• Goal:
Wherever the string "рублей" appears in a line, extract that line.

[Collected data entries]
○ ○ ○

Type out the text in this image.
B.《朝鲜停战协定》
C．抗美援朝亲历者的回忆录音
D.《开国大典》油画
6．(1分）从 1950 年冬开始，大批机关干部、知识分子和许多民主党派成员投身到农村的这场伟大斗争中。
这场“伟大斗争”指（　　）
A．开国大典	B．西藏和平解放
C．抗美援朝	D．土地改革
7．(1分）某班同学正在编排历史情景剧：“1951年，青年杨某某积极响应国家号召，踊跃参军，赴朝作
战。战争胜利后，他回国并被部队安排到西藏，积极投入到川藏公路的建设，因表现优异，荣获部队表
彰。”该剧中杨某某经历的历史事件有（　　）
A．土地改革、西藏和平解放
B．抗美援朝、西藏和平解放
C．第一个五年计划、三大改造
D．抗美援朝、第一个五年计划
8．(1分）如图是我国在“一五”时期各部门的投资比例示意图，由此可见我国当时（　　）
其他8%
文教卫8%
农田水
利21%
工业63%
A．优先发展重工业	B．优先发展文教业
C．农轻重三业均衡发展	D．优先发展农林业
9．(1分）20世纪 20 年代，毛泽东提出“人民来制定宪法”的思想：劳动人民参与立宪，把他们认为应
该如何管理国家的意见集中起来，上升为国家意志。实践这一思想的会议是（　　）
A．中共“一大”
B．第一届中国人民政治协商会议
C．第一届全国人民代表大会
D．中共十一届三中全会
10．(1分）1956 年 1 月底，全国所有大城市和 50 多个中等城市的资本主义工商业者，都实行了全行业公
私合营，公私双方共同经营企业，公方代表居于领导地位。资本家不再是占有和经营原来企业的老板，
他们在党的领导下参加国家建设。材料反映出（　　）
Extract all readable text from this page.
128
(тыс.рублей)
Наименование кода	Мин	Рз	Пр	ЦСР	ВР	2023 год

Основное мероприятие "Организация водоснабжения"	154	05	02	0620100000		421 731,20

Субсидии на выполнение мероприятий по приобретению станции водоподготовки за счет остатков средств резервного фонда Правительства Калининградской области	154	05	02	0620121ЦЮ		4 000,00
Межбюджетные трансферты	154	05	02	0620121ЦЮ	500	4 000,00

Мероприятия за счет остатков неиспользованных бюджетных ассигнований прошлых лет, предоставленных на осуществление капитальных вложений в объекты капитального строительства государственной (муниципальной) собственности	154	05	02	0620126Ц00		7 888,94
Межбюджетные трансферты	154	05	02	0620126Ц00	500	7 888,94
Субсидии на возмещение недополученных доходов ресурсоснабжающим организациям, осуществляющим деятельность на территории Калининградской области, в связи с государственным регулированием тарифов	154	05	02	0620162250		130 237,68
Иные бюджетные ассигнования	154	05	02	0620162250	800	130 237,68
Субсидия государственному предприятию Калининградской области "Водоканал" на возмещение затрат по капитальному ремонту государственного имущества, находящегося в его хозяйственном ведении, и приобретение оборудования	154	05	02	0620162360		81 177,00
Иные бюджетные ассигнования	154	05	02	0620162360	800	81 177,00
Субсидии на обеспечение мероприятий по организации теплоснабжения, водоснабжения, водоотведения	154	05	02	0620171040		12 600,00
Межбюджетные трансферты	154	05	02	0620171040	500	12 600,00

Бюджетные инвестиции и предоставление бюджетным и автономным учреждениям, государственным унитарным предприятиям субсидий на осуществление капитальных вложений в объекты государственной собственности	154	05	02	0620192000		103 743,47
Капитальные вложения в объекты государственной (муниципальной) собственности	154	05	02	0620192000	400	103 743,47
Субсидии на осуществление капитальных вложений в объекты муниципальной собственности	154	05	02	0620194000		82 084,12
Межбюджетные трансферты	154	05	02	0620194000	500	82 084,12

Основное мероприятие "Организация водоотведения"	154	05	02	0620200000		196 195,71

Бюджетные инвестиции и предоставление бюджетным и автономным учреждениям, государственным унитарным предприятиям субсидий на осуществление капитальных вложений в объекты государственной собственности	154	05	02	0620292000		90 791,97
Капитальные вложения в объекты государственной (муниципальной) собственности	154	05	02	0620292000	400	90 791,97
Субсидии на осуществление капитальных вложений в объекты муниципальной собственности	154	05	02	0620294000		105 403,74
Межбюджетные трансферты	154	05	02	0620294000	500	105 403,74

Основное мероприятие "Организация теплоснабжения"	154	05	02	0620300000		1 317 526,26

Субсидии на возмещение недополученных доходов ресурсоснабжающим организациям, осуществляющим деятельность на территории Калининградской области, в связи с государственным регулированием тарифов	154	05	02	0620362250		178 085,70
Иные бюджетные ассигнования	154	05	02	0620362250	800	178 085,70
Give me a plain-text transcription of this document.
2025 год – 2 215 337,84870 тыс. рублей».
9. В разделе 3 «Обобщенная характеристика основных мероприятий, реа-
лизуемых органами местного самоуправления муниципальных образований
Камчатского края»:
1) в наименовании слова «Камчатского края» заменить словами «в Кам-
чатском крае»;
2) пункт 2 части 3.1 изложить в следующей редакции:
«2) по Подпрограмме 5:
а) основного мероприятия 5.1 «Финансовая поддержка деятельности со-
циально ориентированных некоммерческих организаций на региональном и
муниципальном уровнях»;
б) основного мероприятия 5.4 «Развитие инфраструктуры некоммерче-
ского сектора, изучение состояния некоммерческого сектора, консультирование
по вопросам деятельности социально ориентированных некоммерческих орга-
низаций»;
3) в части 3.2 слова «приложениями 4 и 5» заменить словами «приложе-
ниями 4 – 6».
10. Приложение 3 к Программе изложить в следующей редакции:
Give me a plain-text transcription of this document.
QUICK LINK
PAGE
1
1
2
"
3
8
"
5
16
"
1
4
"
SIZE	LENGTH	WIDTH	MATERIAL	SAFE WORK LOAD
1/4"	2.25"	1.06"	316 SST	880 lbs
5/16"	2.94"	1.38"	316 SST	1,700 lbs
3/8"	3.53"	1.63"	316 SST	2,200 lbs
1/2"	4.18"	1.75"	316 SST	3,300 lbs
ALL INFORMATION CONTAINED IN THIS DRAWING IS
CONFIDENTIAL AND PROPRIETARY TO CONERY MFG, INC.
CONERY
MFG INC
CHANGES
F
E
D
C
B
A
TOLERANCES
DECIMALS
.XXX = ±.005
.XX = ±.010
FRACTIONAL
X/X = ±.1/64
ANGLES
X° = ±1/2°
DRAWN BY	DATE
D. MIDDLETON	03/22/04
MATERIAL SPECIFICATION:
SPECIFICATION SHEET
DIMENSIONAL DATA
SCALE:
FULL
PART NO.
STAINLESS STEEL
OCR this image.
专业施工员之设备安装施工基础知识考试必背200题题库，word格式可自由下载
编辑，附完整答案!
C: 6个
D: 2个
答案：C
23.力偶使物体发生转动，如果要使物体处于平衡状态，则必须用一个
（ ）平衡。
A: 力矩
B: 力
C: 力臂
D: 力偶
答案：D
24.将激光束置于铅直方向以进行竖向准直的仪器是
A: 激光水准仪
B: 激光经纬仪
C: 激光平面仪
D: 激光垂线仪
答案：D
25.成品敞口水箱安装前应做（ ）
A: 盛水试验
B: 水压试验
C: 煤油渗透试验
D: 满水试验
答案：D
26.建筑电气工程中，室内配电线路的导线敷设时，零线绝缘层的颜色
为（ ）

○ ○ ○

• Response to the task:
(тыс.рублей)
2025 год – 2 215 337,84870 тыс. рублей».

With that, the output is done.